All lines in which the word "start" occurs are to be extracted.

Dataset items
-- begin --

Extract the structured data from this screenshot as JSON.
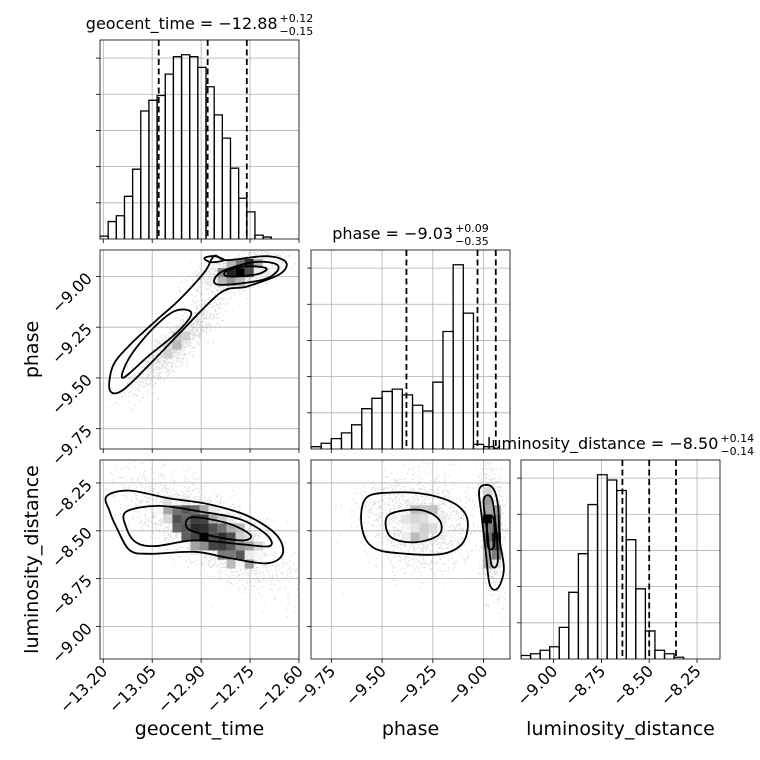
{
  "chart_data": {
    "type": "corner",
    "parameters": [
      "geocent_time",
      "phase",
      "luminosity_distance"
    ],
    "titles": [
      {
        "param": "geocent_time",
        "label": "geocent_time",
        "median": "−12.88",
        "plus": "+0.12",
        "minus": "−0.15"
      },
      {
        "param": "phase",
        "label": "phase",
        "median": "−9.03",
        "plus": "+0.09",
        "minus": "−0.35"
      },
      {
        "param": "luminosity_distance",
        "label": "luminosity_distance",
        "median": "−8.50",
        "plus": "+0.14",
        "minus": "−0.14"
      }
    ],
    "xlims": {
      "geocent_time": [
        -13.21,
        -12.6
      ],
      "phase": [
        -9.85,
        -8.87
      ],
      "luminosity_distance": [
        -9.17,
        -8.13
      ]
    },
    "ylims": {
      "phase": [
        -9.85,
        -8.87
      ],
      "luminosity_distance": [
        -9.17,
        -8.13
      ]
    },
    "ticks": {
      "geocent_time": [
        -13.2,
        -13.05,
        -12.9,
        -12.75,
        -12.6
      ],
      "phase": [
        -9.75,
        -9.5,
        -9.25,
        -9.0
      ],
      "luminosity_distance": [
        -9.0,
        -8.75,
        -8.5,
        -8.25
      ]
    },
    "tick_labels": {
      "geocent_time": [
        "−13.20",
        "−13.05",
        "−12.90",
        "−12.75",
        "−12.60"
      ],
      "phase": [
        "−9.75",
        "−9.50",
        "−9.25",
        "−9.00"
      ],
      "luminosity_distance": [
        "−9.00",
        "−8.75",
        "−8.50",
        "−8.25"
      ]
    },
    "quantiles": {
      "geocent_time": [
        -13.03,
        -12.88,
        -12.76
      ],
      "phase": [
        -9.38,
        -9.03,
        -8.94
      ],
      "luminosity_distance": [
        -8.64,
        -8.5,
        -8.36
      ]
    },
    "histograms": {
      "geocent_time": {
        "start": -13.21,
        "bin_width": 0.025,
        "counts": [
          3,
          18,
          24,
          44,
          72,
          132,
          143,
          148,
          170,
          188,
          190,
          188,
          177,
          157,
          128,
          104,
          73,
          42,
          28,
          4,
          2
        ]
      },
      "phase": {
        "start": -9.85,
        "bin_width": 0.05,
        "counts": [
          2,
          5,
          9,
          14,
          21,
          35,
          44,
          50,
          52,
          47,
          38,
          33,
          58,
          102,
          160,
          118,
          4,
          2
        ]
      },
      "luminosity_distance": {
        "start": -9.17,
        "bin_width": 0.05,
        "counts": [
          2,
          3,
          5,
          7,
          18,
          38,
          60,
          88,
          105,
          102,
          96,
          68,
          40,
          16,
          5,
          3,
          1
        ]
      }
    },
    "grid": true,
    "colors": {
      "hist": "#000000",
      "samples": "#b0b0b0",
      "grid": "#b0b0b0",
      "axes": "#000000"
    }
  }
}
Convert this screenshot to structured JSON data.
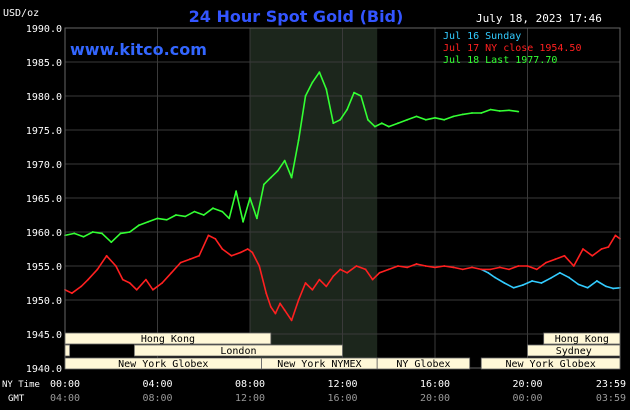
{
  "header": {
    "title": "24 Hour Spot Gold (Bid)",
    "timestamp": "July 18, 2023 17:46",
    "y_unit": "USD/oz",
    "brand": "www.kitco.com"
  },
  "legend": {
    "placement": "top-right",
    "entries": [
      {
        "label": "Jul 16 Sunday",
        "color": "#33ccff"
      },
      {
        "label": "Jul 17 NY close 1954.50",
        "color": "#ff2020"
      },
      {
        "label": "Jul 18 Last 1977.70",
        "color": "#33ff33"
      }
    ]
  },
  "axis_labels": {
    "ny_time": "NY Time",
    "gmt": "GMT"
  },
  "colors": {
    "background": "#000000",
    "grid": "#3a3a3a",
    "axis_text": "#ffffff",
    "title": "#3355ff",
    "brand": "#3366ff",
    "shade": "#1c261c",
    "session_fill": "#fff8d8",
    "session_text": "#000000"
  },
  "sessions": {
    "row1": [
      {
        "label": "Hong Kong",
        "start": 0,
        "end": 8.9
      },
      {
        "label": "Hong Kong",
        "start": 20.7,
        "end": 24
      }
    ],
    "row2": [
      {
        "label": "",
        "start": 0,
        "end": 0.2
      },
      {
        "label": "London",
        "start": 3.0,
        "end": 12.0
      },
      {
        "label": "Sydney",
        "start": 20.0,
        "end": 24
      }
    ],
    "row3": [
      {
        "label": "New York Globex",
        "start": 0,
        "end": 8.5
      },
      {
        "label": "New York NYMEX",
        "start": 8.5,
        "end": 13.5
      },
      {
        "label": "NY Globex",
        "start": 13.5,
        "end": 17.5
      },
      {
        "label": "New York Globex",
        "start": 18.0,
        "end": 24
      }
    ]
  },
  "chart_data": {
    "type": "line",
    "title": "24 Hour Spot Gold (Bid)",
    "ylabel": "USD/oz",
    "xlim": [
      0,
      24
    ],
    "ylim": [
      1940,
      1990
    ],
    "grid": true,
    "yticks": [
      1940,
      1945,
      1950,
      1955,
      1960,
      1965,
      1970,
      1975,
      1980,
      1985,
      1990
    ],
    "ytick_labels": [
      "1940.0",
      "1945.0",
      "1950.0",
      "1955.0",
      "1960.0",
      "1965.0",
      "1970.0",
      "1975.0",
      "1980.0",
      "1985.0",
      "1990.0"
    ],
    "xticks": [
      0,
      4,
      8,
      12,
      16,
      20,
      24
    ],
    "xtick_labels_ny": [
      "00:00",
      "04:00",
      "08:00",
      "12:00",
      "16:00",
      "20:00",
      "23:59"
    ],
    "xtick_labels_gmt": [
      "04:00",
      "08:00",
      "12:00",
      "16:00",
      "20:00",
      "00:00",
      "03:59"
    ],
    "shaded_range": [
      8.0,
      13.5
    ],
    "series": [
      {
        "name": "Jul 16 Sunday",
        "color": "#33ccff",
        "x": [
          18.0,
          18.3,
          18.6,
          19.0,
          19.4,
          19.8,
          20.2,
          20.6,
          21.0,
          21.4,
          21.8,
          22.2,
          22.6,
          23.0,
          23.4,
          23.7,
          24.0
        ],
        "y": [
          1954.5,
          1954.0,
          1953.3,
          1952.5,
          1951.8,
          1952.2,
          1952.8,
          1952.5,
          1953.2,
          1954.0,
          1953.3,
          1952.3,
          1951.8,
          1952.8,
          1952.0,
          1951.7,
          1951.8
        ]
      },
      {
        "name": "Jul 17 NY close 1954.50",
        "color": "#ff2020",
        "x": [
          0,
          0.3,
          0.7,
          1.0,
          1.4,
          1.8,
          2.2,
          2.5,
          2.8,
          3.1,
          3.5,
          3.8,
          4.2,
          4.6,
          5.0,
          5.4,
          5.8,
          6.2,
          6.5,
          6.8,
          7.2,
          7.6,
          7.9,
          8.1,
          8.4,
          8.7,
          8.9,
          9.1,
          9.3,
          9.5,
          9.8,
          10.1,
          10.4,
          10.7,
          11.0,
          11.3,
          11.6,
          11.9,
          12.2,
          12.6,
          13.0,
          13.3,
          13.6,
          14.0,
          14.4,
          14.8,
          15.2,
          15.6,
          16.0,
          16.4,
          16.8,
          17.2,
          17.6,
          18.0,
          18.4,
          18.8,
          19.2,
          19.6,
          20.0,
          20.4,
          20.8,
          21.2,
          21.6,
          22.0,
          22.4,
          22.8,
          23.2,
          23.5,
          23.8,
          24.0
        ],
        "y": [
          1951.5,
          1951.0,
          1952.0,
          1953.0,
          1954.5,
          1956.5,
          1955.0,
          1953.0,
          1952.5,
          1951.5,
          1953.0,
          1951.5,
          1952.5,
          1954.0,
          1955.5,
          1956.0,
          1956.5,
          1959.5,
          1959.0,
          1957.5,
          1956.5,
          1957.0,
          1957.5,
          1957.0,
          1955.0,
          1951.0,
          1949.0,
          1948.0,
          1949.5,
          1948.5,
          1947.0,
          1950.0,
          1952.5,
          1951.5,
          1953.0,
          1952.0,
          1953.5,
          1954.5,
          1954.0,
          1955.0,
          1954.5,
          1953.0,
          1954.0,
          1954.5,
          1955.0,
          1954.8,
          1955.3,
          1955.0,
          1954.8,
          1955.0,
          1954.8,
          1954.5,
          1954.8,
          1954.5,
          1954.5,
          1954.8,
          1954.5,
          1955.0,
          1955.0,
          1954.5,
          1955.5,
          1956.0,
          1956.5,
          1955.0,
          1957.5,
          1956.5,
          1957.5,
          1957.8,
          1959.5,
          1959.0
        ]
      },
      {
        "name": "Jul 18 Last 1977.70",
        "color": "#33ff33",
        "x": [
          0,
          0.4,
          0.8,
          1.2,
          1.6,
          2.0,
          2.4,
          2.8,
          3.2,
          3.6,
          4.0,
          4.4,
          4.8,
          5.2,
          5.6,
          6.0,
          6.4,
          6.8,
          7.1,
          7.4,
          7.7,
          8.0,
          8.3,
          8.6,
          8.9,
          9.2,
          9.5,
          9.8,
          10.1,
          10.4,
          10.7,
          11.0,
          11.3,
          11.6,
          11.9,
          12.2,
          12.5,
          12.8,
          13.1,
          13.4,
          13.7,
          14.0,
          14.4,
          14.8,
          15.2,
          15.6,
          16.0,
          16.4,
          16.8,
          17.2,
          17.6,
          18.0,
          18.4,
          18.8,
          19.2,
          19.6
        ],
        "y": [
          1959.5,
          1959.8,
          1959.3,
          1960.0,
          1959.8,
          1958.5,
          1959.8,
          1960.0,
          1961.0,
          1961.5,
          1962.0,
          1961.8,
          1962.5,
          1962.3,
          1963.0,
          1962.5,
          1963.5,
          1963.0,
          1962.0,
          1966.0,
          1961.5,
          1965.0,
          1962.0,
          1967.0,
          1968.0,
          1969.0,
          1970.5,
          1968.0,
          1973.5,
          1980.0,
          1982.0,
          1983.5,
          1981.0,
          1976.0,
          1976.5,
          1978.0,
          1980.5,
          1980.0,
          1976.5,
          1975.5,
          1976.0,
          1975.5,
          1976.0,
          1976.5,
          1977.0,
          1976.5,
          1976.8,
          1976.5,
          1977.0,
          1977.3,
          1977.5,
          1977.5,
          1978.0,
          1977.8,
          1977.9,
          1977.7
        ]
      }
    ]
  }
}
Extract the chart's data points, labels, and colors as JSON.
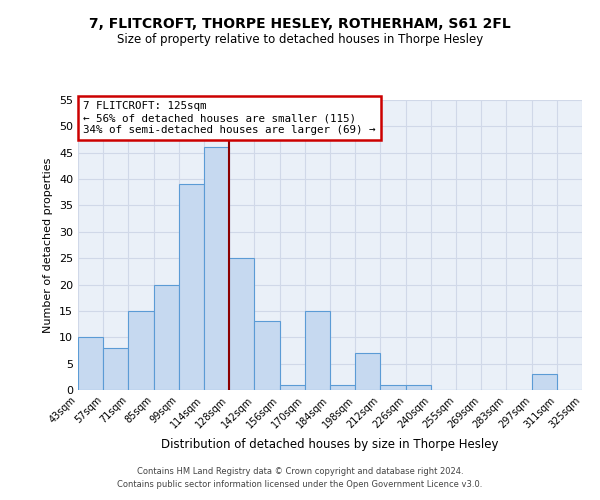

-- end --

TASK ANSWER
        "start": -13.21,
        "start": -9.85,
        "start": -9.17,
        "start": 0,
        "start": 20.7,
        "start": 0,
        "start": 3.0,
        "start": 20.0,
        "start": 0,
        "start": 8.5,
        "start": 13.5,
        "start": 18.0,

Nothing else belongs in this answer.